[What is needed] Sort through the entries below and pull out lines containing the word "xlabel".

[Records from a collection of figures]
+ + +

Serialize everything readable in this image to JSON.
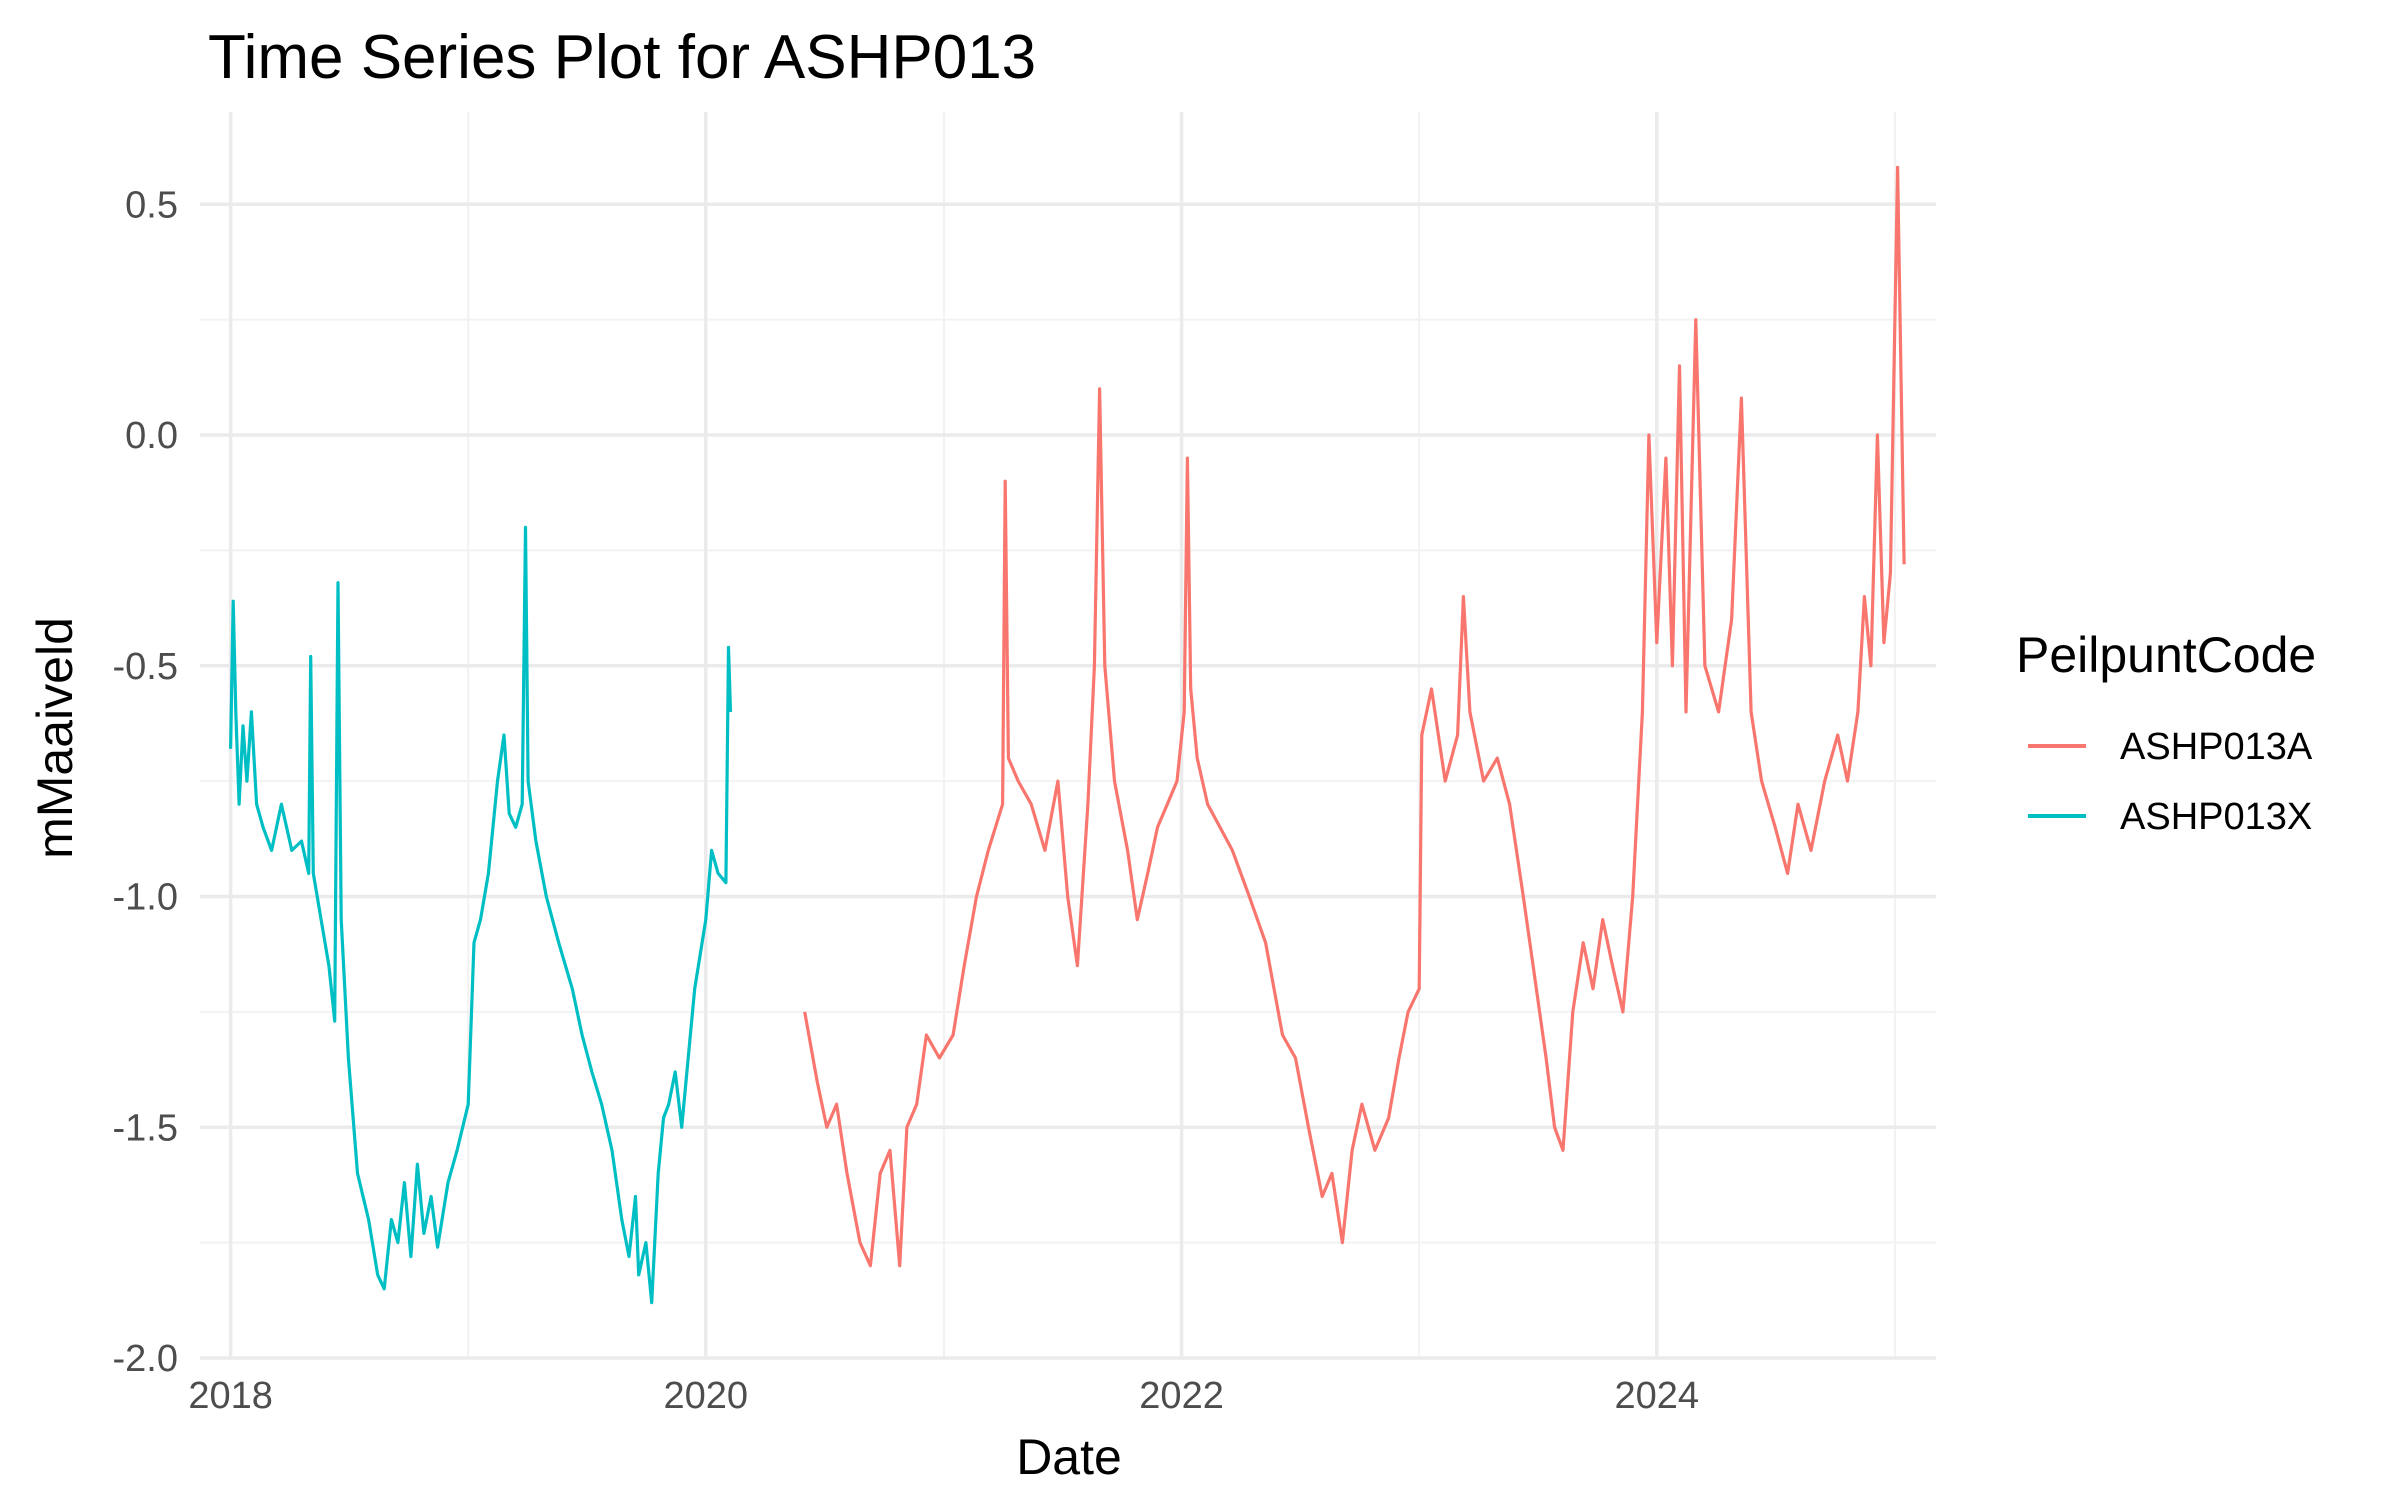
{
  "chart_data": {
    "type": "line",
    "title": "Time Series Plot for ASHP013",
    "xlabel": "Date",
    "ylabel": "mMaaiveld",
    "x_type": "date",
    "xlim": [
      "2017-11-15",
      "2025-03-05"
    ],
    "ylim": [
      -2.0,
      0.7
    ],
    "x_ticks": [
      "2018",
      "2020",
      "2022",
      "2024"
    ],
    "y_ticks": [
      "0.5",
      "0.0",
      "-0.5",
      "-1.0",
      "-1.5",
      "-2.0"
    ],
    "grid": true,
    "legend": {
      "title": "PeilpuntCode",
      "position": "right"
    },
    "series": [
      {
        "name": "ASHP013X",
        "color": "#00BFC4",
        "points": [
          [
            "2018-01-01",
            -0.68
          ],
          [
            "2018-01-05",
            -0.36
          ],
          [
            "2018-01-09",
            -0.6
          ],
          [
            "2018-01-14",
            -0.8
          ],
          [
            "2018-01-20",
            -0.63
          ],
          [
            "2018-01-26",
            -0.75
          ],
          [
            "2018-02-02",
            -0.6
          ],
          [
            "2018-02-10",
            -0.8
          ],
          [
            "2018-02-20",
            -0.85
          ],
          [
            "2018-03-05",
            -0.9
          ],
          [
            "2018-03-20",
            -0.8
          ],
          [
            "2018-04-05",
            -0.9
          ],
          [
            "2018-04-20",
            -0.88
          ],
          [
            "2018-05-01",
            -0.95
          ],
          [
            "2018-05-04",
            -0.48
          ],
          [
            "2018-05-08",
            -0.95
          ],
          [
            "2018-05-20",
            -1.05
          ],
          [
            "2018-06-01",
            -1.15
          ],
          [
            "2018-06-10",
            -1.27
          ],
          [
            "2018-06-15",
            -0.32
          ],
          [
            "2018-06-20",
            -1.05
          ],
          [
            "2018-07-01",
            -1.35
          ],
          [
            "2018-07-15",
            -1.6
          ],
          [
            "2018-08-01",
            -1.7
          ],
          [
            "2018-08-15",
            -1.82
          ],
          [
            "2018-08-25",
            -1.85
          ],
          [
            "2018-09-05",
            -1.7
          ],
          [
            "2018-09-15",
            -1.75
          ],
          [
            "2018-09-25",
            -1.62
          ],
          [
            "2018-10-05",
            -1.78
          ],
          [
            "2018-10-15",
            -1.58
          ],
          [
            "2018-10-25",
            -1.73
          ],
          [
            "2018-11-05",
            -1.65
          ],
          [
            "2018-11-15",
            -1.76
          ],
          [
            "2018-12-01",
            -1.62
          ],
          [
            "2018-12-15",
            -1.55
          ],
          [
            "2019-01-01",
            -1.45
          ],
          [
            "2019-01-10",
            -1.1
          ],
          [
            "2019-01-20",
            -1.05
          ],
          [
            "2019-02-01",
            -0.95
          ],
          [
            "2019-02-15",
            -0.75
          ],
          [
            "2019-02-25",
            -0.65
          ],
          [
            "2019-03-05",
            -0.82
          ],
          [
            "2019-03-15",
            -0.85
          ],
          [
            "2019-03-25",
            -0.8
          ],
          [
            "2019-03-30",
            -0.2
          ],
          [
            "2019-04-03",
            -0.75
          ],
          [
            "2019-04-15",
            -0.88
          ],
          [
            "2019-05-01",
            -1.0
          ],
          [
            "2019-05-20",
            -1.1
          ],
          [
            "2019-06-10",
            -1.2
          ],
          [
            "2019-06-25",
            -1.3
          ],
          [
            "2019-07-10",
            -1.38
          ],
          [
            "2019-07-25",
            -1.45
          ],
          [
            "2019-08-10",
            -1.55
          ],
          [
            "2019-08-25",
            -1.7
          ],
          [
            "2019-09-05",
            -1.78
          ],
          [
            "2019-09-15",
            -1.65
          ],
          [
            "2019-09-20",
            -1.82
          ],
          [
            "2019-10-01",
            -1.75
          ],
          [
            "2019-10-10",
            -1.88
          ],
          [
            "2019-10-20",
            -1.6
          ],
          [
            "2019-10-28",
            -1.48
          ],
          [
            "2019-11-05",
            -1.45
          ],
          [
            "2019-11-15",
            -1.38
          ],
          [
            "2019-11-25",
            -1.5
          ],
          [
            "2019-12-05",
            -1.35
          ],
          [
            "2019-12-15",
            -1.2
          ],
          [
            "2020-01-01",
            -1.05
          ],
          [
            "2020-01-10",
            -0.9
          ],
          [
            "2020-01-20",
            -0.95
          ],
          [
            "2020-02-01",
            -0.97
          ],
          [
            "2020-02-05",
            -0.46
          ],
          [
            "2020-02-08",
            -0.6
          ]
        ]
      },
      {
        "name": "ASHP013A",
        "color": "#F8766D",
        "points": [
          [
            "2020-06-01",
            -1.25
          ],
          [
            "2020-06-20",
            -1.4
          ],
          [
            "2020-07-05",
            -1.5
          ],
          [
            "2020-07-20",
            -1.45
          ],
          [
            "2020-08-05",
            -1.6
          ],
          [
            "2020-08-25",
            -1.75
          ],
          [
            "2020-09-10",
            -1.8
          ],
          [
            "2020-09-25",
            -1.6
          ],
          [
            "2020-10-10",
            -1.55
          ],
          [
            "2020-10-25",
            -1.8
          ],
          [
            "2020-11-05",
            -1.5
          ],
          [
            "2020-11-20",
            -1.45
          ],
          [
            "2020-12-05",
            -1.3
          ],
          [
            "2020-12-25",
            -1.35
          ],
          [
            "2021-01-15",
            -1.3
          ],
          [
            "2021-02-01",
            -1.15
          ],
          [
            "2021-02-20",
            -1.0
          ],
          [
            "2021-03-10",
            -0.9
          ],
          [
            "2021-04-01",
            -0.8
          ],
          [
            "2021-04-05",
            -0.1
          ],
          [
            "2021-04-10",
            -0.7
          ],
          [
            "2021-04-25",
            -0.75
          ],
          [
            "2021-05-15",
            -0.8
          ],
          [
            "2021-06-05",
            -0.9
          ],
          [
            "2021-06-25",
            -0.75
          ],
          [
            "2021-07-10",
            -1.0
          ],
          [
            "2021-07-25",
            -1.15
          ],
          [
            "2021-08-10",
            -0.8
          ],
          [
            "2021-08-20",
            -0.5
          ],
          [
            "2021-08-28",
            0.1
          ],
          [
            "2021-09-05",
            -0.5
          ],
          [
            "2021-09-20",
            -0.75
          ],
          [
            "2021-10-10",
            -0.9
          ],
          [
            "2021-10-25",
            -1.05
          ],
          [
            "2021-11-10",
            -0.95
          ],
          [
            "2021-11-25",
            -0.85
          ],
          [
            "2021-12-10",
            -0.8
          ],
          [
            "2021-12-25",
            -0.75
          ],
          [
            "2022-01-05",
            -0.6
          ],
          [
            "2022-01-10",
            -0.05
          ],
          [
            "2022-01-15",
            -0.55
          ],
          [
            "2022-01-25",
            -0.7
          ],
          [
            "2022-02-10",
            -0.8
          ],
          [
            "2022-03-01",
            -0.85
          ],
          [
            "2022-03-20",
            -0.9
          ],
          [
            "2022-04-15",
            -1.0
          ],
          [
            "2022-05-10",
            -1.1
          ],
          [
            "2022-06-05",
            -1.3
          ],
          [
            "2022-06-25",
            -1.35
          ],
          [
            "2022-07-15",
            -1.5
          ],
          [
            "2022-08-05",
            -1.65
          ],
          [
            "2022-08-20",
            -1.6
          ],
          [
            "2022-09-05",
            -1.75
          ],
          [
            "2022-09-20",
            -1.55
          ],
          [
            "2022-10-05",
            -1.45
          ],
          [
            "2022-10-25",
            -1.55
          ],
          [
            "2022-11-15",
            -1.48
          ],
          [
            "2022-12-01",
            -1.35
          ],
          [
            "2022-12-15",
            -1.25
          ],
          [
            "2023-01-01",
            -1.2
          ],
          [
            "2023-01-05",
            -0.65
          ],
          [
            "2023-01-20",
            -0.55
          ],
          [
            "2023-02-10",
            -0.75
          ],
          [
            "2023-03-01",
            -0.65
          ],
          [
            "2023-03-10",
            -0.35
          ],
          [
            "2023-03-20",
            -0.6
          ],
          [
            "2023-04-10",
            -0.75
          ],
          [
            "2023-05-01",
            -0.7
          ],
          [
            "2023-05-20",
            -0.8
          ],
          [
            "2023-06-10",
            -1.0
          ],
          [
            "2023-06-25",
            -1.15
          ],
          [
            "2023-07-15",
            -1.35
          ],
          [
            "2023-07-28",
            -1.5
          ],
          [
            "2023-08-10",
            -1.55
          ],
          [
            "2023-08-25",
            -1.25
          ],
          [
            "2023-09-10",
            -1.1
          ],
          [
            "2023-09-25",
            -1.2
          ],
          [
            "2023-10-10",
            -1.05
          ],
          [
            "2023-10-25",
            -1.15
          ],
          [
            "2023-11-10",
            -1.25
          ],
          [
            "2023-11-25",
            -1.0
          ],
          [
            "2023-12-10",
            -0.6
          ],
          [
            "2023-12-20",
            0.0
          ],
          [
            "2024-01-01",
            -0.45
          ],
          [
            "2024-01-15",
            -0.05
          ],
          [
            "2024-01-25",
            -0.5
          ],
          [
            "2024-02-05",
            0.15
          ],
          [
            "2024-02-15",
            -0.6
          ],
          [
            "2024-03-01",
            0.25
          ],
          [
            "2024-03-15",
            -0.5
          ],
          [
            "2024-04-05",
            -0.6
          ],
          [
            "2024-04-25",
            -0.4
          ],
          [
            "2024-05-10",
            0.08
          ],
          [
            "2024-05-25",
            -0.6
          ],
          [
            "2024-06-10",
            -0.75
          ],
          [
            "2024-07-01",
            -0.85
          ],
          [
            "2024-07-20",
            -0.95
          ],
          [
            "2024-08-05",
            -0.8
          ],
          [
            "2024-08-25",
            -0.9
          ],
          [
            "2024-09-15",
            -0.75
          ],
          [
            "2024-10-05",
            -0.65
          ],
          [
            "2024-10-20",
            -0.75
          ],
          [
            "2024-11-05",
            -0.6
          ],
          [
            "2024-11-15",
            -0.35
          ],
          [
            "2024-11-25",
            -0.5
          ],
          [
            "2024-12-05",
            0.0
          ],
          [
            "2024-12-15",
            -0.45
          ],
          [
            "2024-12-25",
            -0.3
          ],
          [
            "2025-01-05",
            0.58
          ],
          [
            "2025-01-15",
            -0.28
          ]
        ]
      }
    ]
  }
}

+ + +

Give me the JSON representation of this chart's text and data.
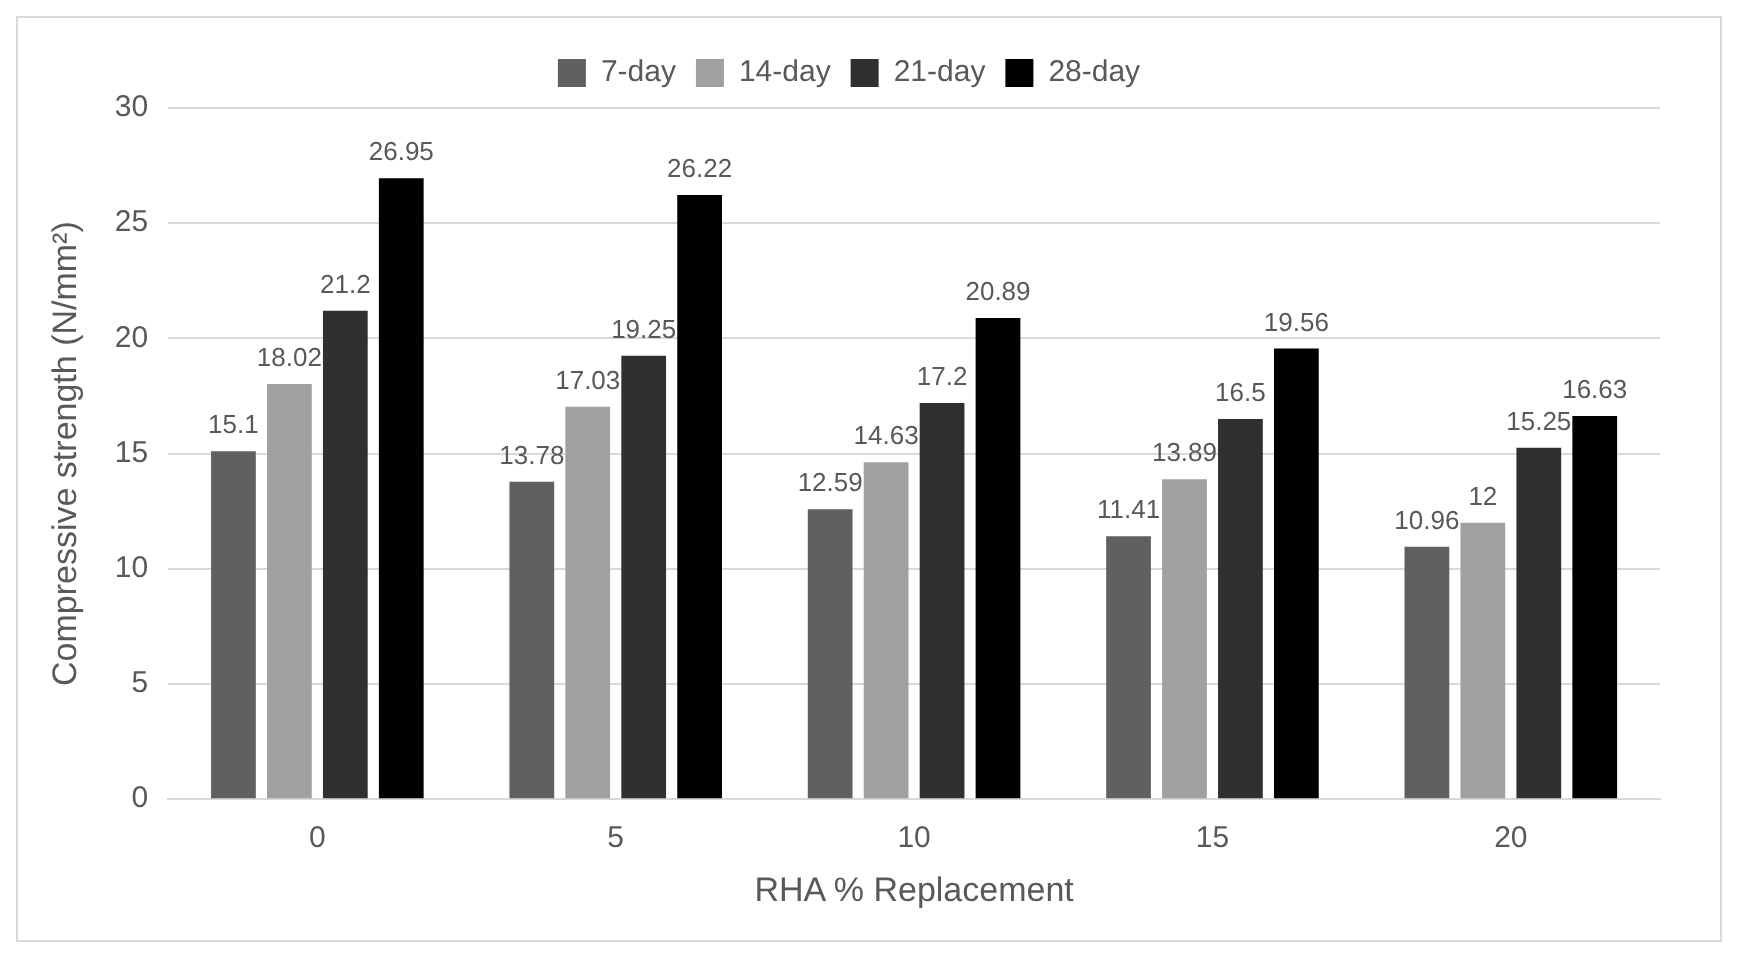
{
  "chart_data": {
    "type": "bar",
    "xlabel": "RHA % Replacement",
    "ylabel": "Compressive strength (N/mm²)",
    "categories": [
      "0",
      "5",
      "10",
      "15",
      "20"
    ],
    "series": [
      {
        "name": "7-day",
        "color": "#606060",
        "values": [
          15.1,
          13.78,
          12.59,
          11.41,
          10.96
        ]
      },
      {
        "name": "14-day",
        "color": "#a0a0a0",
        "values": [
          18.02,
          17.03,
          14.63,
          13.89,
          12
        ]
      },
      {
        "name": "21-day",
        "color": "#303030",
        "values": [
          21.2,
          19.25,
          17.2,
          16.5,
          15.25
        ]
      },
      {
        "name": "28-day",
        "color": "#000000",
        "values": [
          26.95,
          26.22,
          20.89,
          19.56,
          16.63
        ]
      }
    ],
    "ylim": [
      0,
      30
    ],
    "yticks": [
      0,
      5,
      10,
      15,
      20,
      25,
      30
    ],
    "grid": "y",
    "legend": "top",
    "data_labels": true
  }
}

+ + +

[Written answer]
    "xlabel": "Date",
    "xlabel": "RHA % Replacement",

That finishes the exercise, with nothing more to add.